- [PROBLEM DESCRIPTION]:
In the listing below, locate the lines bearing the word "Spread". Copy every one of them.

- [MATERIAL SHOWN]:
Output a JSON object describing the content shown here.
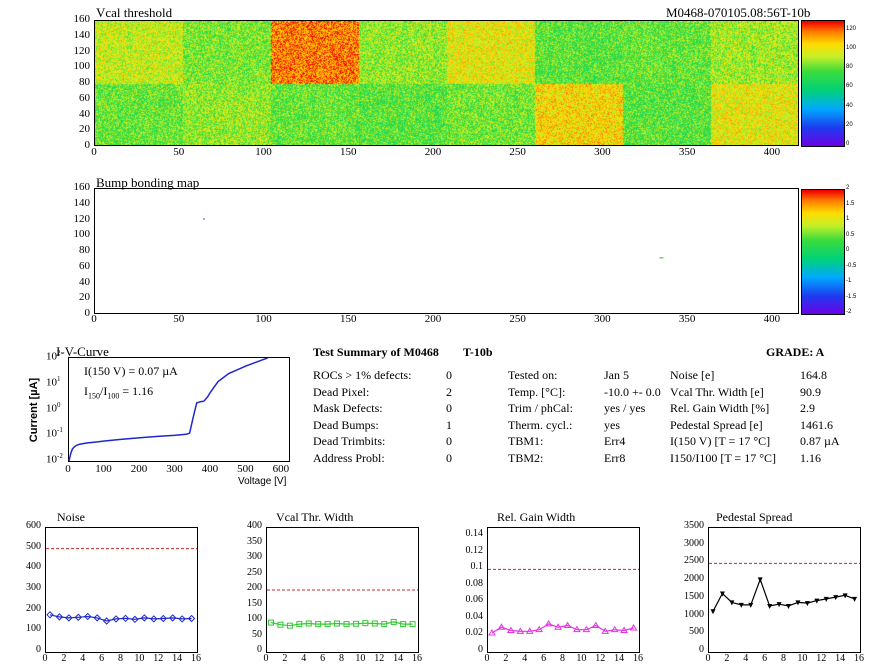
{
  "header": {
    "title": "Vcal threshold",
    "module_id": "M0468-070105.08:56T-10b"
  },
  "colors": {
    "accent_red_dash": "#c8282d",
    "noise_series": "#1e28c8",
    "vcal_series": "#32c832",
    "gain_series": "#e632e6",
    "ped_series": "#000000"
  },
  "chart_data": [
    {
      "type": "heatmap",
      "title": "Vcal threshold",
      "x_ticks": [
        "0",
        "50",
        "100",
        "150",
        "200",
        "250",
        "300",
        "350",
        "400"
      ],
      "y_ticks": [
        "0",
        "20",
        "40",
        "60",
        "80",
        "100",
        "120",
        "140",
        "160"
      ],
      "xlim": [
        0,
        416
      ],
      "ylim": [
        0,
        160
      ],
      "z_ticks": [
        "0",
        "20",
        "40",
        "60",
        "80",
        "100",
        "120"
      ],
      "zlim": [
        0,
        130
      ],
      "roc_grid": {
        "cols": 8,
        "rows": 2
      },
      "roc_means": [
        [
          95,
          85,
          118,
          88,
          100,
          80,
          82,
          90
        ],
        [
          82,
          88,
          82,
          80,
          84,
          105,
          80,
          100
        ]
      ]
    },
    {
      "type": "heatmap",
      "title": "Bump bonding map",
      "x_ticks": [
        "0",
        "50",
        "100",
        "150",
        "200",
        "250",
        "300",
        "350",
        "400"
      ],
      "y_ticks": [
        "0",
        "20",
        "40",
        "60",
        "80",
        "100",
        "120",
        "140",
        "160"
      ],
      "xlim": [
        0,
        416
      ],
      "ylim": [
        0,
        160
      ],
      "z_ticks": [
        "2",
        "1.5",
        "1",
        "0.5",
        "0",
        "-0.5",
        "-1",
        "-1.5",
        "-2"
      ],
      "zlim": [
        -2,
        2
      ],
      "marks": [
        {
          "x": 64,
          "y": 122,
          "z": -1.5
        },
        {
          "x": 334,
          "y": 72,
          "z": 0.4
        }
      ]
    },
    {
      "type": "line",
      "title": "I-V-Curve",
      "xlabel": "Voltage [V]",
      "ylabel": "Current [µA]",
      "xlim": [
        0,
        620
      ],
      "ylim_log10": [
        -2,
        2
      ],
      "x_ticks": [
        "0",
        "100",
        "200",
        "300",
        "400",
        "500",
        "600"
      ],
      "annotation_1": "I(150 V) = 0.07 µA",
      "annotation_2_prefix": "I",
      "annotation_2_sub1": "150",
      "annotation_2_mid": "/I",
      "annotation_2_sub2": "100",
      "annotation_2_value": "=  1.16",
      "x": [
        0,
        5,
        10,
        20,
        30,
        50,
        80,
        100,
        150,
        200,
        250,
        300,
        330,
        340,
        350,
        360,
        370,
        380,
        390,
        400,
        420,
        450,
        500,
        550,
        560
      ],
      "y": [
        0.01,
        0.02,
        0.03,
        0.04,
        0.045,
        0.05,
        0.055,
        0.06,
        0.07,
        0.08,
        0.09,
        0.1,
        0.11,
        0.12,
        0.5,
        1.8,
        2.0,
        2.1,
        3.0,
        5.0,
        12,
        25,
        50,
        90,
        100
      ]
    },
    {
      "type": "line",
      "title": "Noise",
      "x": [
        0,
        1,
        2,
        3,
        4,
        5,
        6,
        7,
        8,
        9,
        10,
        11,
        12,
        13,
        14,
        15
      ],
      "y": [
        180,
        170,
        165,
        168,
        172,
        165,
        150,
        160,
        163,
        158,
        165,
        160,
        162,
        165,
        160,
        162
      ],
      "xlim": [
        0,
        16
      ],
      "ylim": [
        0,
        600
      ],
      "cut": 500,
      "x_ticks": [
        "0",
        "2",
        "4",
        "6",
        "8",
        "10",
        "12",
        "14",
        "16"
      ],
      "y_ticks": [
        "0",
        "100",
        "200",
        "300",
        "400",
        "500",
        "600"
      ]
    },
    {
      "type": "line",
      "title": "Vcal Thr. Width",
      "x": [
        0,
        1,
        2,
        3,
        4,
        5,
        6,
        7,
        8,
        9,
        10,
        11,
        12,
        13,
        14,
        15
      ],
      "y": [
        95,
        88,
        85,
        90,
        92,
        90,
        90,
        92,
        90,
        91,
        93,
        92,
        90,
        97,
        90,
        90
      ],
      "xlim": [
        0,
        16
      ],
      "ylim": [
        0,
        400
      ],
      "cut": 200,
      "x_ticks": [
        "0",
        "2",
        "4",
        "6",
        "8",
        "10",
        "12",
        "14",
        "16"
      ],
      "y_ticks": [
        "0",
        "50",
        "100",
        "150",
        "200",
        "250",
        "300",
        "350",
        "400"
      ]
    },
    {
      "type": "line",
      "title": "Rel. Gain Width",
      "x": [
        0,
        1,
        2,
        3,
        4,
        5,
        6,
        7,
        8,
        9,
        10,
        11,
        12,
        13,
        14,
        15
      ],
      "y": [
        0.023,
        0.03,
        0.026,
        0.025,
        0.025,
        0.027,
        0.034,
        0.03,
        0.032,
        0.027,
        0.027,
        0.032,
        0.025,
        0.027,
        0.026,
        0.029
      ],
      "xlim": [
        0,
        16
      ],
      "ylim": [
        0,
        0.15
      ],
      "cut": 0.1,
      "x_ticks": [
        "0",
        "2",
        "4",
        "6",
        "8",
        "10",
        "12",
        "14",
        "16"
      ],
      "y_ticks": [
        "0",
        "0.02",
        "0.04",
        "0.06",
        "0.08",
        "0.1",
        "0.12",
        "0.14"
      ]
    },
    {
      "type": "line",
      "title": "Pedestal Spread",
      "x": [
        0,
        1,
        2,
        3,
        4,
        5,
        6,
        7,
        8,
        9,
        10,
        11,
        12,
        13,
        14,
        15
      ],
      "y": [
        1150,
        1650,
        1400,
        1330,
        1330,
        2050,
        1300,
        1350,
        1300,
        1400,
        1380,
        1450,
        1500,
        1550,
        1600,
        1500
      ],
      "xlim": [
        0,
        16
      ],
      "ylim": [
        0,
        3500
      ],
      "cut": 2500,
      "x_ticks": [
        "0",
        "2",
        "4",
        "6",
        "8",
        "10",
        "12",
        "14",
        "16"
      ],
      "y_ticks": [
        "0",
        "500",
        "1000",
        "1500",
        "2000",
        "2500",
        "3000",
        "3500"
      ]
    }
  ],
  "summary": {
    "title": "Test Summary of M0468",
    "tag": "T-10b",
    "grade": "GRADE:  A",
    "col1": [
      {
        "label": "ROCs > 1% defects:",
        "value": "0"
      },
      {
        "label": "Dead Pixel:",
        "value": "2"
      },
      {
        "label": "Mask Defects:",
        "value": "0"
      },
      {
        "label": "Dead Bumps:",
        "value": "1"
      },
      {
        "label": "Dead Trimbits:",
        "value": "0"
      },
      {
        "label": "Address Probl:",
        "value": "0"
      }
    ],
    "col2": [
      {
        "label": "Tested on:",
        "value": "Jan 5"
      },
      {
        "label": "Temp. [°C]:",
        "value": "-10.0 +- 0.0"
      },
      {
        "label": "Trim / phCal:",
        "value": "yes / yes"
      },
      {
        "label": "Therm. cycl.:",
        "value": "yes"
      },
      {
        "label": "TBM1:",
        "value": "Err4"
      },
      {
        "label": "TBM2:",
        "value": "Err8"
      }
    ],
    "col3": [
      {
        "label": "Noise [e]",
        "value": "164.8"
      },
      {
        "label": "Vcal Thr. Width [e]",
        "value": "90.9"
      },
      {
        "label": "Rel. Gain Width [%]",
        "value": "2.9"
      },
      {
        "label": "Pedestal Spread [e]",
        "value": "1461.6"
      },
      {
        "label": "I(150 V)  [T = 17 °C]",
        "value": "0.87 µA"
      },
      {
        "label": "I150/I100  [T = 17 °C]",
        "value": "1.16"
      }
    ]
  }
}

- [RESULT OF THIS TASK]:
      "title": "Pedestal Spread",
        "label": "Pedestal Spread [e]",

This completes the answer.